▸ **Work to complete**: Send back the entries below exactly as they appear.

- - - - - - -

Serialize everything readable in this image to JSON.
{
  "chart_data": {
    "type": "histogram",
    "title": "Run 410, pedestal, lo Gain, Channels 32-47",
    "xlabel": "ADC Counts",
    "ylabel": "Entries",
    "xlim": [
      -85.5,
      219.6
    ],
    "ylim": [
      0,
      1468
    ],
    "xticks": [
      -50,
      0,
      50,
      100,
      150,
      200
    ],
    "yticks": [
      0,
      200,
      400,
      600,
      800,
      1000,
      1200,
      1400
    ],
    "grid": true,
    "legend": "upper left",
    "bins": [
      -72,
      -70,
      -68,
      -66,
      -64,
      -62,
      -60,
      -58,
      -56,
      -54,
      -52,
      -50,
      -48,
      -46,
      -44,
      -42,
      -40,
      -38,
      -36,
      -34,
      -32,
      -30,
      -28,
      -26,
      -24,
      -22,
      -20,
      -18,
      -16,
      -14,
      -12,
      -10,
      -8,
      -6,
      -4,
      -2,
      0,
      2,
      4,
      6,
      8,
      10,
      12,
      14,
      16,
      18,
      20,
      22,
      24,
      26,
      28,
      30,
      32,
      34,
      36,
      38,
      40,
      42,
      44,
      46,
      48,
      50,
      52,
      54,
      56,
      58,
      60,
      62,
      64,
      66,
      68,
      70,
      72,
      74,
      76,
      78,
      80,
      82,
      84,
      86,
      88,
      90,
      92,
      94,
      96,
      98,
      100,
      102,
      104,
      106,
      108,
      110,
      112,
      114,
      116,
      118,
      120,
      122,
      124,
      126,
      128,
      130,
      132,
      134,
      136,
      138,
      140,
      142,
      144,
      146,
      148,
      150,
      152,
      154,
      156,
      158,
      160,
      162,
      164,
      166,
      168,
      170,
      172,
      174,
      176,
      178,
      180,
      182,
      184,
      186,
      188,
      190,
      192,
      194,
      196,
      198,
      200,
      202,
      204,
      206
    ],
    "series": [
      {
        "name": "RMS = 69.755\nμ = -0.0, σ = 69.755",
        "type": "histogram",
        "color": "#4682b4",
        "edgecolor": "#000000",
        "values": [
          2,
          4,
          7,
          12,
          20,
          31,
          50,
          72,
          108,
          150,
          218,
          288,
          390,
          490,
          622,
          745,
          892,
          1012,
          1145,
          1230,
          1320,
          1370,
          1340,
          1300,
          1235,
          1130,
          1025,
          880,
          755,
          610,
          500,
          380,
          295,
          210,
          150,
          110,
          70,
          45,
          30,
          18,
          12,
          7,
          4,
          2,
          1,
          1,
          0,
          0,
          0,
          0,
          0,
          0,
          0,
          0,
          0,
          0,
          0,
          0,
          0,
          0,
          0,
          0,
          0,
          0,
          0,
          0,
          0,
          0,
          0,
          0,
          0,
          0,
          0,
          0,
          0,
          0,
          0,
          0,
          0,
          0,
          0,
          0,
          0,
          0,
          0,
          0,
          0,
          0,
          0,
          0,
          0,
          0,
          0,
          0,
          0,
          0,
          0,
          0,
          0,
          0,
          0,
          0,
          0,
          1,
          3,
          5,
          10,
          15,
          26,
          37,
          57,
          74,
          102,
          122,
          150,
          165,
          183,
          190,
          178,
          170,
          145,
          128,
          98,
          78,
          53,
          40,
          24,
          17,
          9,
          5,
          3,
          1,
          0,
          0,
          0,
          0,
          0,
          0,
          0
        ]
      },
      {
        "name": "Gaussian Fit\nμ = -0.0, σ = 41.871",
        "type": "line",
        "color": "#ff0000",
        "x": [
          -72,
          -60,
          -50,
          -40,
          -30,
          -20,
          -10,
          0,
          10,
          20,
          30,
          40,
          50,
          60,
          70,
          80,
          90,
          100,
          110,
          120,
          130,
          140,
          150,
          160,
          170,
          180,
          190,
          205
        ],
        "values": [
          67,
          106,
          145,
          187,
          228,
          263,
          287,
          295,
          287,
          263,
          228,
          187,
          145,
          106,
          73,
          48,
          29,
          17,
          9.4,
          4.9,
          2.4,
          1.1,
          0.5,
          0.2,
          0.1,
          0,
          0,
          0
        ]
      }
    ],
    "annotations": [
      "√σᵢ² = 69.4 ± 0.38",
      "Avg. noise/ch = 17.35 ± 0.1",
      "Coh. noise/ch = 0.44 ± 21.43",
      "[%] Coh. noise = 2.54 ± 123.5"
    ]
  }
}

- - - - - - -

▸ **Correct result**:
Serialize everything readable in this image to JSON.
{
  "chart_data": {
    "type": "histogram",
    "title": "Run 410, pedestal, lo Gain, Channels 32-47",
    "xlabel": "ADC Counts",
    "ylabel": "Entries",
    "xlim": [
      -85.5,
      219.6
    ],
    "ylim": [
      0,
      1468
    ],
    "xticks": [
      -50,
      0,
      50,
      100,
      150,
      200
    ],
    "yticks": [
      0,
      200,
      400,
      600,
      800,
      1000,
      1200,
      1400
    ],
    "grid": true,
    "legend": "upper left",
    "bins": [
      -72,
      -70,
      -68,
      -66,
      -64,
      -62,
      -60,
      -58,
      -56,
      -54,
      -52,
      -50,
      -48,
      -46,
      -44,
      -42,
      -40,
      -38,
      -36,
      -34,
      -32,
      -30,
      -28,
      -26,
      -24,
      -22,
      -20,
      -18,
      -16,
      -14,
      -12,
      -10,
      -8,
      -6,
      -4,
      -2,
      0,
      2,
      4,
      6,
      8,
      10,
      12,
      14,
      16,
      18,
      20,
      22,
      24,
      26,
      28,
      30,
      32,
      34,
      36,
      38,
      40,
      42,
      44,
      46,
      48,
      50,
      52,
      54,
      56,
      58,
      60,
      62,
      64,
      66,
      68,
      70,
      72,
      74,
      76,
      78,
      80,
      82,
      84,
      86,
      88,
      90,
      92,
      94,
      96,
      98,
      100,
      102,
      104,
      106,
      108,
      110,
      112,
      114,
      116,
      118,
      120,
      122,
      124,
      126,
      128,
      130,
      132,
      134,
      136,
      138,
      140,
      142,
      144,
      146,
      148,
      150,
      152,
      154,
      156,
      158,
      160,
      162,
      164,
      166,
      168,
      170,
      172,
      174,
      176,
      178,
      180,
      182,
      184,
      186,
      188,
      190,
      192,
      194,
      196,
      198,
      200,
      202,
      204,
      206
    ],
    "series": [
      {
        "name": "RMS = 69.755\nμ = -0.0, σ = 69.755",
        "type": "histogram",
        "color": "#4682b4",
        "edgecolor": "#000000",
        "values": [
          2,
          4,
          7,
          12,
          20,
          31,
          50,
          72,
          108,
          150,
          218,
          288,
          390,
          490,
          622,
          745,
          892,
          1012,
          1145,
          1230,
          1320,
          1370,
          1340,
          1300,
          1235,
          1130,
          1025,
          880,
          755,
          610,
          500,
          380,
          295,
          210,
          150,
          110,
          70,
          45,
          30,
          18,
          12,
          7,
          4,
          2,
          1,
          1,
          0,
          0,
          0,
          0,
          0,
          0,
          0,
          0,
          0,
          0,
          0,
          0,
          0,
          0,
          0,
          0,
          0,
          0,
          0,
          0,
          0,
          0,
          0,
          0,
          0,
          0,
          0,
          0,
          0,
          0,
          0,
          0,
          0,
          0,
          0,
          0,
          0,
          0,
          0,
          0,
          0,
          0,
          0,
          0,
          0,
          0,
          0,
          0,
          0,
          0,
          0,
          0,
          0,
          0,
          0,
          0,
          0,
          1,
          3,
          5,
          10,
          15,
          26,
          37,
          57,
          74,
          102,
          122,
          150,
          165,
          183,
          190,
          178,
          170,
          145,
          128,
          98,
          78,
          53,
          40,
          24,
          17,
          9,
          5,
          3,
          1,
          0,
          0,
          0,
          0,
          0,
          0,
          0
        ]
      },
      {
        "name": "Gaussian Fit\nμ = -0.0, σ = 41.871",
        "type": "line",
        "color": "#ff0000",
        "x": [
          -72,
          -60,
          -50,
          -40,
          -30,
          -20,
          -10,
          0,
          10,
          20,
          30,
          40,
          50,
          60,
          70,
          80,
          90,
          100,
          110,
          120,
          130,
          140,
          150,
          160,
          170,
          180,
          190,
          205
        ],
        "values": [
          67,
          106,
          145,
          187,
          228,
          263,
          287,
          295,
          287,
          263,
          228,
          187,
          145,
          106,
          73,
          48,
          29,
          17,
          9.4,
          4.9,
          2.4,
          1.1,
          0.5,
          0.2,
          0.1,
          0,
          0,
          0
        ]
      }
    ],
    "annotations": [
      "√σᵢ² = 69.4 ± 0.38",
      "Avg. noise/ch = 17.35 ± 0.1",
      "Coh. noise/ch = 0.44 ± 21.43",
      "[%] Coh. noise = 2.54 ± 123.5"
    ]
  }
}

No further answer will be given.